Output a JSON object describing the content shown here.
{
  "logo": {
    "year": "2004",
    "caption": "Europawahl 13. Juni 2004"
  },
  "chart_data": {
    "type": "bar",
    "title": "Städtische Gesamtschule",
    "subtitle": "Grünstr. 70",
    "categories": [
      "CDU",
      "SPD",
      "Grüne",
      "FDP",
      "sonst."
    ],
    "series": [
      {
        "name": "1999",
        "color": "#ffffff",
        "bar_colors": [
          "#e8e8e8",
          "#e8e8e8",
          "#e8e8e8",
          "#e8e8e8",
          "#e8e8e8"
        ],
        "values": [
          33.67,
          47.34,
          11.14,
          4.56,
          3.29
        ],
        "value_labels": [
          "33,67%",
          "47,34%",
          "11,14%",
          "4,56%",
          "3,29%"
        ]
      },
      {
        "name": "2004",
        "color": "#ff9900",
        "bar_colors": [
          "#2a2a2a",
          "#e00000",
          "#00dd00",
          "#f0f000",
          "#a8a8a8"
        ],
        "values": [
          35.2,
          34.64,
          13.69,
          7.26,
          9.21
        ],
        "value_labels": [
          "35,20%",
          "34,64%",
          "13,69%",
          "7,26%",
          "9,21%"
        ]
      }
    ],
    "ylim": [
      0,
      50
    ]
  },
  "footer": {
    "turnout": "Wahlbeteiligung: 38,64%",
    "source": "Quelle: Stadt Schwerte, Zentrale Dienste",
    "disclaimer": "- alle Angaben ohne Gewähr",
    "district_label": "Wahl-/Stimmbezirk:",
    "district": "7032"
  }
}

_WORK TO COMPLETE_. Reproduce the records in full, exactly as written.

_WRITTEN SOLUTION_.
Output a JSON object describing the content shown here.
{
  "logo": {
    "year": "2004",
    "caption": "Europawahl 13. Juni 2004"
  },
  "chart_data": {
    "type": "bar",
    "title": "Städtische Gesamtschule",
    "subtitle": "Grünstr. 70",
    "categories": [
      "CDU",
      "SPD",
      "Grüne",
      "FDP",
      "sonst."
    ],
    "series": [
      {
        "name": "1999",
        "color": "#ffffff",
        "bar_colors": [
          "#e8e8e8",
          "#e8e8e8",
          "#e8e8e8",
          "#e8e8e8",
          "#e8e8e8"
        ],
        "values": [
          33.67,
          47.34,
          11.14,
          4.56,
          3.29
        ],
        "value_labels": [
          "33,67%",
          "47,34%",
          "11,14%",
          "4,56%",
          "3,29%"
        ]
      },
      {
        "name": "2004",
        "color": "#ff9900",
        "bar_colors": [
          "#2a2a2a",
          "#e00000",
          "#00dd00",
          "#f0f000",
          "#a8a8a8"
        ],
        "values": [
          35.2,
          34.64,
          13.69,
          7.26,
          9.21
        ],
        "value_labels": [
          "35,20%",
          "34,64%",
          "13,69%",
          "7,26%",
          "9,21%"
        ]
      }
    ],
    "ylim": [
      0,
      50
    ]
  },
  "footer": {
    "turnout": "Wahlbeteiligung: 38,64%",
    "source": "Quelle: Stadt Schwerte, Zentrale Dienste",
    "disclaimer": "- alle Angaben ohne Gewähr",
    "district_label": "Wahl-/Stimmbezirk:",
    "district": "7032"
  }
}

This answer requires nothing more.